--- BEGIN ---
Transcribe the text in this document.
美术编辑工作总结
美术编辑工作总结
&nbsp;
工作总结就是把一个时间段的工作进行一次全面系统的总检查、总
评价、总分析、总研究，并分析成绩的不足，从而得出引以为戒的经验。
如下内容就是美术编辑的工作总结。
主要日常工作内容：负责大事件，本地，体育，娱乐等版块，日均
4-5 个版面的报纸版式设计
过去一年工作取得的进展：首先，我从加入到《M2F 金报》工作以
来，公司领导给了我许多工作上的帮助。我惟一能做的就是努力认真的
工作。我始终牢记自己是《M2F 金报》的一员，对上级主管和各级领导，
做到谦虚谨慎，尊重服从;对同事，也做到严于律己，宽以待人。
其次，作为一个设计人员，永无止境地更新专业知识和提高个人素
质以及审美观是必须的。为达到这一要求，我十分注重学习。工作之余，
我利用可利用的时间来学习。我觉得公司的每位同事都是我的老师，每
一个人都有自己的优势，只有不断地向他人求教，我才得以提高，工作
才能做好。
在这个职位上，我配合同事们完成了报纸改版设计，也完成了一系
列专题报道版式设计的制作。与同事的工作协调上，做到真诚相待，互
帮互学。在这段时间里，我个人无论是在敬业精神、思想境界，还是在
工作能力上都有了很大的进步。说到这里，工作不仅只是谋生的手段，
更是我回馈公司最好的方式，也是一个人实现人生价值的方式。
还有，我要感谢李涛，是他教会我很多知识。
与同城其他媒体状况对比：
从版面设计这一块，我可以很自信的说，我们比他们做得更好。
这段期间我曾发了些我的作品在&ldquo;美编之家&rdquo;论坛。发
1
--- END ---
## Task instructions
Type out the entries again, word for word.

## The reply
Transcribe the text in this document.
美术编辑工作总结
美术编辑工作总结
&nbsp;
工作总结就是把一个时间段的工作进行一次全面系统的总检查、总
评价、总分析、总研究，并分析成绩的不足，从而得出引以为戒的经验。
如下内容就是美术编辑的工作总结。
主要日常工作内容：负责大事件，本地，体育，娱乐等版块，日均
4-5 个版面的报纸版式设计
过去一年工作取得的进展：首先，我从加入到《M2F 金报》工作以
来，公司领导给了我许多工作上的帮助。我惟一能做的就是努力认真的
工作。我始终牢记自己是《M2F 金报》的一员，对上级主管和各级领导，
做到谦虚谨慎，尊重服从;对同事，也做到严于律己，宽以待人。
其次，作为一个设计人员，永无止境地更新专业知识和提高个人素
质以及审美观是必须的。为达到这一要求，我十分注重学习。工作之余，
我利用可利用的时间来学习。我觉得公司的每位同事都是我的老师，每
一个人都有自己的优势，只有不断地向他人求教，我才得以提高，工作
才能做好。
在这个职位上，我配合同事们完成了报纸改版设计，也完成了一系
列专题报道版式设计的制作。与同事的工作协调上，做到真诚相待，互
帮互学。在这段时间里，我个人无论是在敬业精神、思想境界，还是在
工作能力上都有了很大的进步。说到这里，工作不仅只是谋生的手段，
更是我回馈公司最好的方式，也是一个人实现人生价值的方式。
还有，我要感谢李涛，是他教会我很多知识。
与同城其他媒体状况对比：
从版面设计这一块，我可以很自信的说，我们比他们做得更好。
这段期间我曾发了些我的作品在&ldquo;美编之家&rdquo;论坛。发
1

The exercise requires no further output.